YOUR TASK: Return each line of the listing that contains the string "Definição".

══ EXCERPTED RECORDS

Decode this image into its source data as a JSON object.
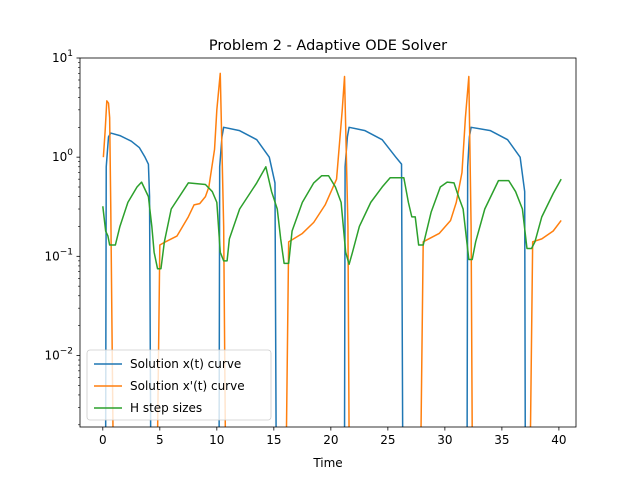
{
  "chart_data": {
    "type": "line",
    "title": "Problem 2 - Adaptive ODE Solver",
    "xlabel": "Time",
    "ylabel": "",
    "yscale": "log",
    "xlim": [
      -2,
      41.5
    ],
    "ylim": [
      0.0019,
      10
    ],
    "xticks": [
      0,
      5,
      10,
      15,
      20,
      25,
      30,
      35,
      40
    ],
    "yticks": [
      {
        "value": 0.01,
        "base": "10",
        "exp": "−2"
      },
      {
        "value": 0.1,
        "base": "10",
        "exp": "−1"
      },
      {
        "value": 1,
        "base": "10",
        "exp": "0"
      },
      {
        "value": 10,
        "base": "10",
        "exp": "1"
      }
    ],
    "grid": false,
    "legend_position": "lower-left",
    "series": [
      {
        "name": "Solution x(t) curve",
        "color": "#1f77b4",
        "points": [
          [
            0.25,
            0.0015
          ],
          [
            0.3,
            0.8
          ],
          [
            0.5,
            1.6
          ],
          [
            0.7,
            1.75
          ],
          [
            1.5,
            1.65
          ],
          [
            2.5,
            1.45
          ],
          [
            3.2,
            1.25
          ],
          [
            3.7,
            1.0
          ],
          [
            4.0,
            0.85
          ],
          [
            4.1,
            0.4
          ],
          [
            4.2,
            0.0015
          ],
          [
            10.2,
            0.0015
          ],
          [
            10.25,
            0.8
          ],
          [
            10.45,
            1.6
          ],
          [
            10.6,
            2.0
          ],
          [
            12.0,
            1.85
          ],
          [
            13.5,
            1.5
          ],
          [
            14.6,
            1.0
          ],
          [
            15.1,
            0.55
          ],
          [
            15.2,
            0.0015
          ],
          [
            21.2,
            0.0015
          ],
          [
            21.25,
            0.8
          ],
          [
            21.45,
            1.6
          ],
          [
            21.6,
            2.0
          ],
          [
            23.0,
            1.85
          ],
          [
            24.5,
            1.5
          ],
          [
            25.7,
            1.0
          ],
          [
            26.2,
            0.85
          ],
          [
            26.3,
            0.0015
          ],
          [
            31.95,
            0.0015
          ],
          [
            32.0,
            0.8
          ],
          [
            32.15,
            1.6
          ],
          [
            32.3,
            2.0
          ],
          [
            34.0,
            1.85
          ],
          [
            35.5,
            1.5
          ],
          [
            36.6,
            1.0
          ],
          [
            37.0,
            0.45
          ],
          [
            37.05,
            0.0015
          ]
        ]
      },
      {
        "name": "Solution x'(t) curve",
        "color": "#ff7f0e",
        "points": [
          [
            0.05,
            1.0
          ],
          [
            0.2,
            1.8
          ],
          [
            0.35,
            3.7
          ],
          [
            0.5,
            3.5
          ],
          [
            0.6,
            2.5
          ],
          [
            0.7,
            0.3
          ],
          [
            0.9,
            0.0015
          ],
          [
            4.8,
            0.0015
          ],
          [
            5.0,
            0.13
          ],
          [
            5.5,
            0.14
          ],
          [
            6.5,
            0.16
          ],
          [
            7.0,
            0.2
          ],
          [
            7.5,
            0.25
          ],
          [
            8.0,
            0.33
          ],
          [
            8.5,
            0.34
          ],
          [
            9.0,
            0.4
          ],
          [
            9.3,
            0.5
          ],
          [
            9.8,
            1.2
          ],
          [
            10.0,
            3.0
          ],
          [
            10.3,
            7.0
          ],
          [
            10.6,
            0.2
          ],
          [
            10.75,
            0.0015
          ],
          [
            16.1,
            0.0015
          ],
          [
            16.3,
            0.14
          ],
          [
            17.5,
            0.17
          ],
          [
            18.5,
            0.22
          ],
          [
            19.5,
            0.33
          ],
          [
            20.5,
            0.6
          ],
          [
            21.0,
            3.0
          ],
          [
            21.2,
            6.5
          ],
          [
            21.5,
            0.2
          ],
          [
            21.6,
            0.0015
          ],
          [
            27.9,
            0.0015
          ],
          [
            28.1,
            0.14
          ],
          [
            29.5,
            0.17
          ],
          [
            30.5,
            0.23
          ],
          [
            31.0,
            0.35
          ],
          [
            31.5,
            0.7
          ],
          [
            31.8,
            2.5
          ],
          [
            32.1,
            6.5
          ],
          [
            32.3,
            0.2
          ],
          [
            32.4,
            0.0015
          ],
          [
            37.5,
            0.0015
          ],
          [
            37.7,
            0.14
          ],
          [
            38.5,
            0.15
          ],
          [
            39.5,
            0.18
          ],
          [
            40.2,
            0.23
          ]
        ]
      },
      {
        "name": "H step sizes",
        "color": "#2ca02c",
        "points": [
          [
            0.0,
            0.32
          ],
          [
            0.25,
            0.18
          ],
          [
            0.45,
            0.16
          ],
          [
            0.6,
            0.13
          ],
          [
            1.1,
            0.13
          ],
          [
            1.5,
            0.2
          ],
          [
            2.2,
            0.35
          ],
          [
            3.0,
            0.5
          ],
          [
            3.4,
            0.56
          ],
          [
            4.0,
            0.4
          ],
          [
            4.3,
            0.2
          ],
          [
            4.5,
            0.11
          ],
          [
            4.8,
            0.075
          ],
          [
            5.1,
            0.075
          ],
          [
            5.4,
            0.14
          ],
          [
            6.0,
            0.3
          ],
          [
            7.5,
            0.55
          ],
          [
            9.0,
            0.53
          ],
          [
            9.6,
            0.45
          ],
          [
            10.0,
            0.35
          ],
          [
            10.3,
            0.11
          ],
          [
            10.6,
            0.09
          ],
          [
            10.9,
            0.09
          ],
          [
            11.1,
            0.15
          ],
          [
            12.0,
            0.3
          ],
          [
            13.5,
            0.55
          ],
          [
            14.3,
            0.8
          ],
          [
            14.8,
            0.45
          ],
          [
            15.3,
            0.3
          ],
          [
            15.6,
            0.15
          ],
          [
            15.9,
            0.085
          ],
          [
            16.3,
            0.085
          ],
          [
            16.6,
            0.18
          ],
          [
            17.5,
            0.35
          ],
          [
            18.5,
            0.55
          ],
          [
            19.2,
            0.65
          ],
          [
            19.8,
            0.65
          ],
          [
            20.4,
            0.5
          ],
          [
            20.9,
            0.35
          ],
          [
            21.3,
            0.11
          ],
          [
            21.6,
            0.083
          ],
          [
            21.9,
            0.11
          ],
          [
            22.5,
            0.2
          ],
          [
            23.5,
            0.35
          ],
          [
            24.5,
            0.5
          ],
          [
            25.2,
            0.62
          ],
          [
            26.4,
            0.62
          ],
          [
            26.8,
            0.35
          ],
          [
            27.1,
            0.25
          ],
          [
            27.4,
            0.25
          ],
          [
            27.7,
            0.13
          ],
          [
            28.1,
            0.13
          ],
          [
            28.8,
            0.28
          ],
          [
            29.6,
            0.5
          ],
          [
            30.2,
            0.56
          ],
          [
            30.8,
            0.55
          ],
          [
            31.2,
            0.4
          ],
          [
            31.6,
            0.3
          ],
          [
            32.1,
            0.093
          ],
          [
            32.4,
            0.093
          ],
          [
            32.7,
            0.14
          ],
          [
            33.5,
            0.3
          ],
          [
            34.7,
            0.58
          ],
          [
            35.6,
            0.58
          ],
          [
            36.2,
            0.45
          ],
          [
            36.8,
            0.3
          ],
          [
            37.2,
            0.12
          ],
          [
            37.6,
            0.12
          ],
          [
            37.9,
            0.14
          ],
          [
            38.5,
            0.25
          ],
          [
            39.5,
            0.43
          ],
          [
            40.2,
            0.6
          ]
        ]
      }
    ]
  }
}
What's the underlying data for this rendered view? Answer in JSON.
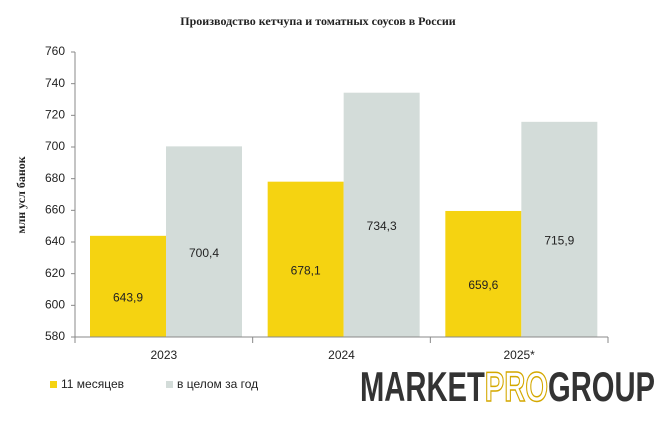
{
  "chart_data": {
    "type": "bar",
    "title": "Производство кетчупа и томатных соусов в России",
    "y_label": "млн усл банок",
    "categories": [
      "2023",
      "2024",
      "2025*"
    ],
    "series": [
      {
        "name": "11 месяцев",
        "color": "#f5d311",
        "values": [
          643.9,
          678.1,
          659.6
        ],
        "value_labels": [
          "643,9",
          "678,1",
          "659,6"
        ]
      },
      {
        "name": "в целом за год",
        "color": "#d3dcd9",
        "values": [
          700.4,
          734.3,
          715.9
        ],
        "value_labels": [
          "700,4",
          "734,3",
          "715,9"
        ]
      }
    ],
    "ylim": [
      580,
      760
    ],
    "yticks": [
      580,
      600,
      620,
      640,
      660,
      680,
      700,
      720,
      740,
      760
    ],
    "grid": false,
    "legend": "bottom-left",
    "logo": [
      "MARKET",
      "PRO",
      "GROUP"
    ]
  }
}
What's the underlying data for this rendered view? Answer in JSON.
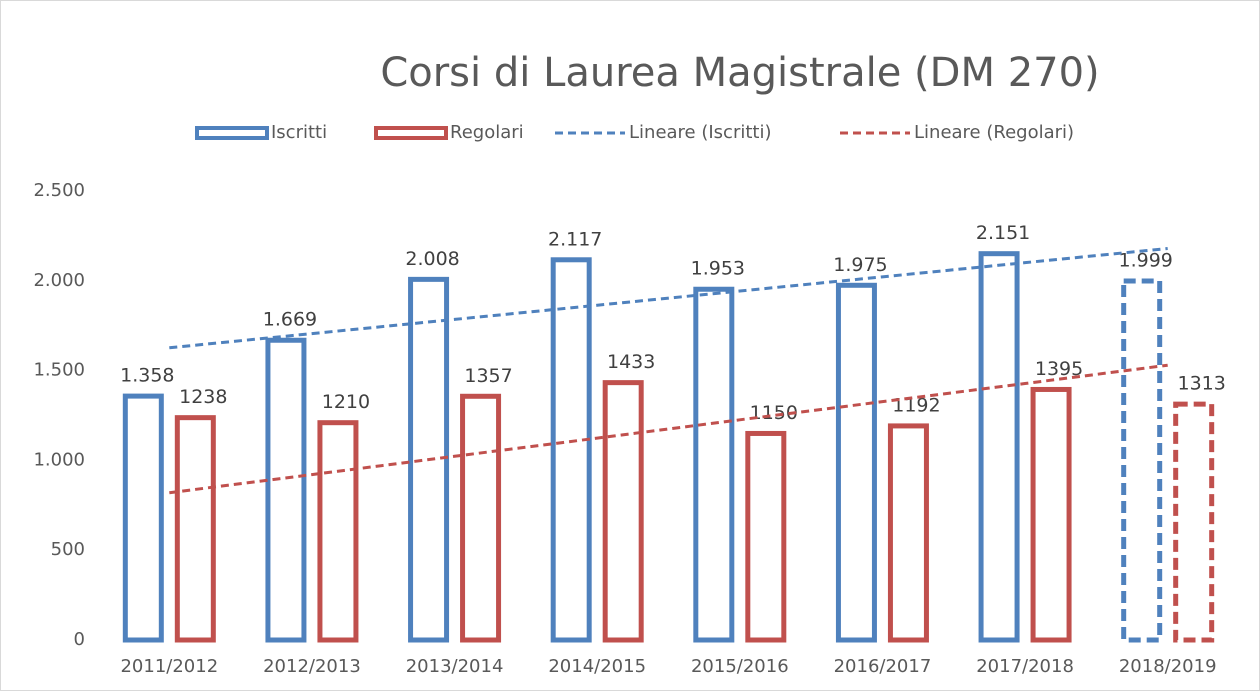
{
  "chart_data": {
    "type": "bar",
    "title": "Corsi di Laurea Magistrale (DM 270)",
    "categories": [
      "2011/2012",
      "2012/2013",
      "2013/2014",
      "2014/2015",
      "2015/2016",
      "2016/2017",
      "2017/2018",
      "2018/2019"
    ],
    "series": [
      {
        "name": "Iscritti",
        "color": "#4f81bd",
        "values": [
          1358,
          1669,
          2008,
          2117,
          1953,
          1975,
          2151,
          1999
        ],
        "value_labels": [
          "1.358",
          "1.669",
          "2.008",
          "2.117",
          "1.953",
          "1.975",
          "2.151",
          "1.999"
        ]
      },
      {
        "name": "Regolari",
        "color": "#c0504d",
        "values": [
          1238,
          1210,
          1357,
          1433,
          1150,
          1192,
          1395,
          1313
        ]
      },
      {
        "name": "Lineare (Iscritti)",
        "type": "line",
        "dashed": true,
        "color": "#4f81bd",
        "values": [
          1627,
          1706,
          1785,
          1864,
          1943,
          2022,
          2101,
          2180
        ]
      },
      {
        "name": "Lineare (Regolari)",
        "type": "line",
        "dashed": true,
        "color": "#c0504d",
        "values": [
          820,
          921,
          1023,
          1124,
          1226,
          1327,
          1428,
          1530
        ]
      }
    ],
    "dashed_last": true,
    "ylim": [
      0,
      2500
    ],
    "yticks": [
      0,
      500,
      {
        "value": 1000,
        "label": "1.000"
      },
      {
        "value": 1500,
        "label": "1.500"
      },
      {
        "value": 2000,
        "label": "2.000"
      },
      {
        "value": 2500,
        "label": "2.500"
      }
    ],
    "legend": "top",
    "grid": false
  }
}
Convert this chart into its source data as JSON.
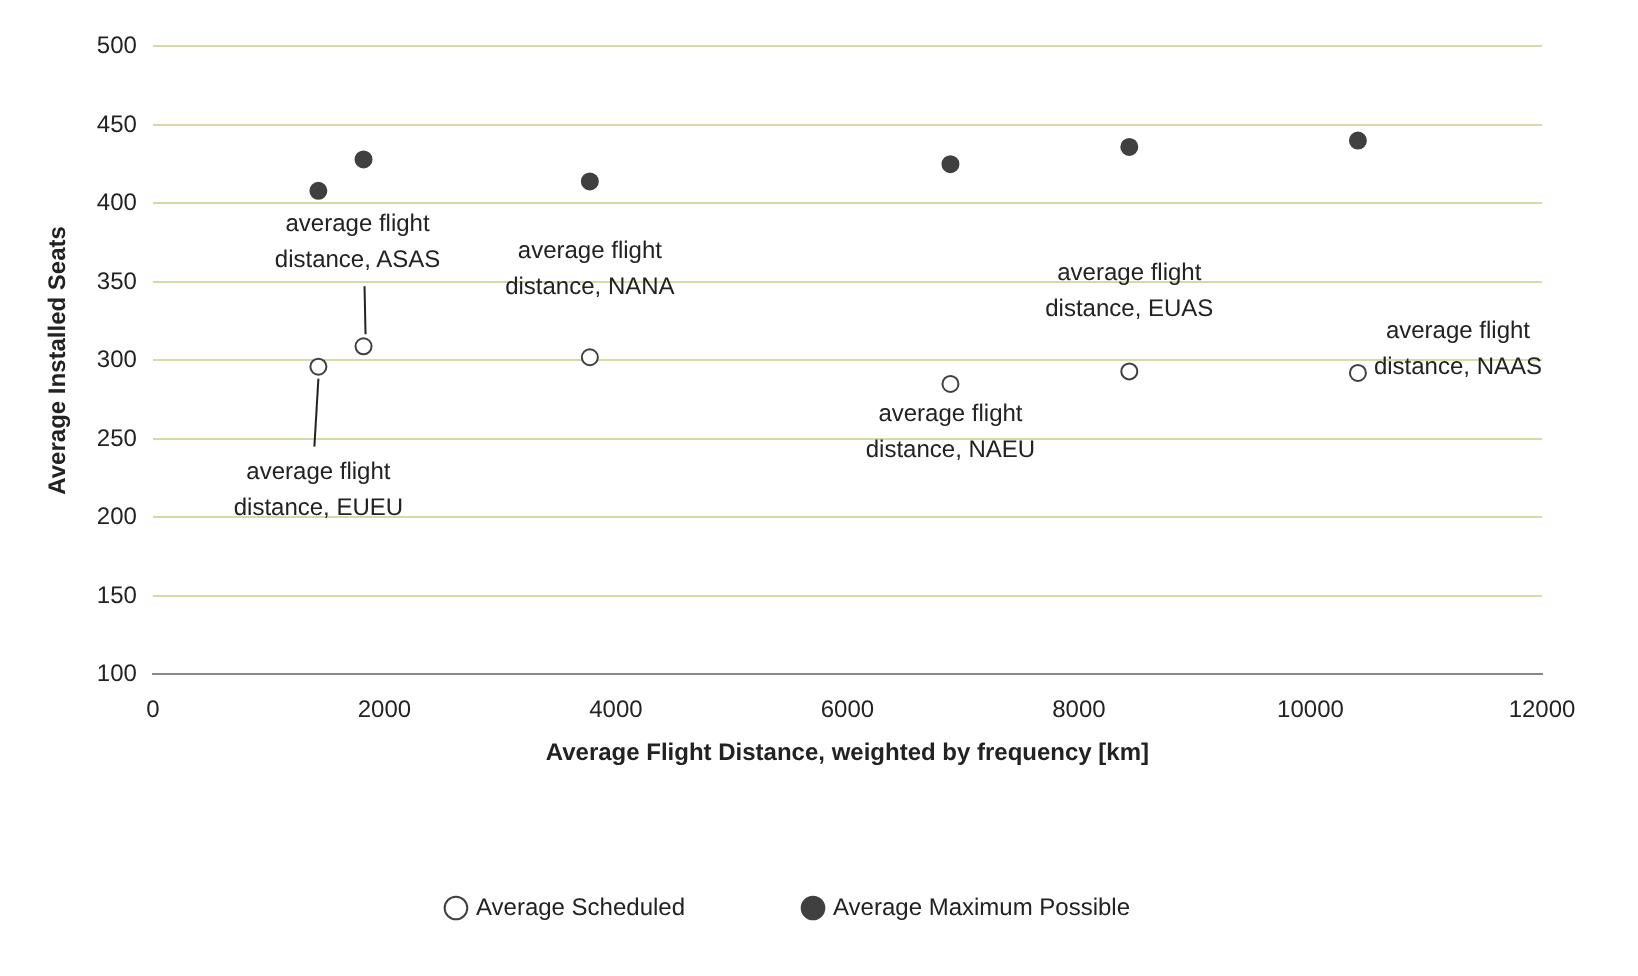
{
  "chart_data": {
    "type": "scatter",
    "xlabel": "Average Flight Distance, weighted by frequency [km]",
    "ylabel": "Average Installed Seats",
    "xlim": [
      0,
      12000
    ],
    "xticks": [
      0,
      2000,
      4000,
      6000,
      8000,
      10000,
      12000
    ],
    "ylim": [
      100,
      500
    ],
    "yticks": [
      100,
      150,
      200,
      250,
      300,
      350,
      400,
      450,
      500
    ],
    "grid": "y",
    "legend": "bottom",
    "marker": "circle",
    "series": [
      {
        "name": "Average Scheduled",
        "color": "#ffffff",
        "x": [
          1430,
          1820,
          3775,
          6890,
          8435,
          10410
        ],
        "values": [
          296,
          309,
          302,
          285,
          293,
          292
        ]
      },
      {
        "name": "Average Maximum Possible",
        "color": "#404040",
        "x": [
          1430,
          1820,
          3775,
          6890,
          8435,
          10410
        ],
        "values": [
          408,
          428,
          414,
          425,
          436,
          440
        ]
      }
    ],
    "annotations": [
      {
        "text": "average flight distance, EUEU",
        "x": 1430,
        "y": 296
      },
      {
        "text": "average flight distance, ASAS",
        "x": 1820,
        "y": 309
      },
      {
        "text": "average flight distance, NANA",
        "x": 3775,
        "y": 302
      },
      {
        "text": "average flight distance, NAEU",
        "x": 6890,
        "y": 285
      },
      {
        "text": "average flight distance, EUAS",
        "x": 8435,
        "y": 293
      },
      {
        "text": "average flight distance, NAAS",
        "x": 10410,
        "y": 292
      }
    ]
  }
}
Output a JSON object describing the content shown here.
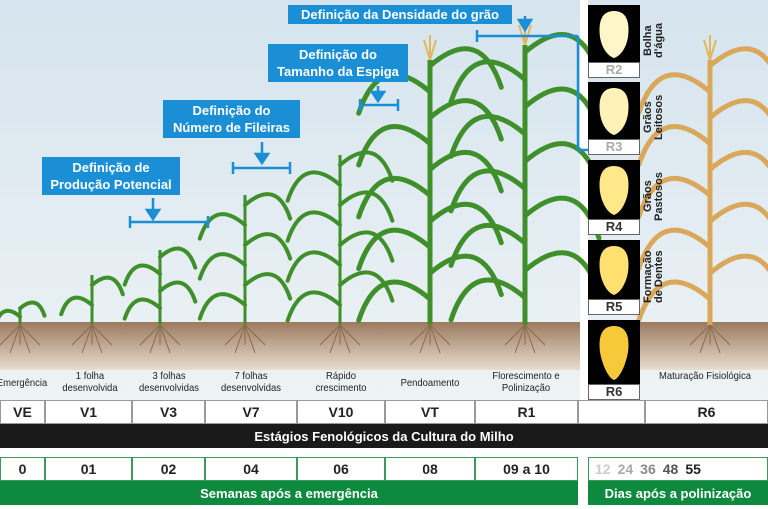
{
  "callouts": {
    "producao": "Definição de Produção Potencial",
    "fileiras": "Definição do Número de Fileiras",
    "espiga": "Definição do Tamanho da Espiga",
    "densidade": "Definição da Densidade do grão"
  },
  "stage_labels": [
    "Emergência",
    "1 folha desenvolvida",
    "3 folhas desenvolvidas",
    "7 folhas desenvolvidas",
    "Rápido crescimento",
    "Pendoamento",
    "Florescimento e Polinização",
    "Maturação Fisiológica"
  ],
  "stage_codes": [
    "VE",
    "V1",
    "V3",
    "V7",
    "V10",
    "VT",
    "R1",
    "",
    "R6"
  ],
  "stages_title": "Estágios Fenológicos da Cultura do Milho",
  "weeks": [
    "0",
    "01",
    "02",
    "04",
    "06",
    "08",
    "09 a 10"
  ],
  "weeks_title": "Semanas após a emergência",
  "days": [
    "12",
    "24",
    "36",
    "48",
    "55"
  ],
  "days_title": "Dias após a polinização",
  "kernels": [
    {
      "code": "R2",
      "desc": "Bolha d'água"
    },
    {
      "code": "R3",
      "desc": "Grãos Leitosos"
    },
    {
      "code": "R4",
      "desc": "Grãos Pastosos"
    },
    {
      "code": "R5",
      "desc": "Formação de Dentes"
    },
    {
      "code": "R6",
      "desc": ""
    }
  ],
  "colors": {
    "callout": "#1b8fd6",
    "green_bar": "#0e8a3e",
    "black_bar": "#1a1a1a",
    "plant": "#3f8f2a",
    "mature": "#d9a85a"
  }
}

════

ANSWER:
    "producao": "Definição de Produção Potencial",
    "fileiras": "Definição do Número de Fileiras",
    "espiga": "Definição do Tamanho da Espiga",
    "densidade": "Definição da Densidade do grão"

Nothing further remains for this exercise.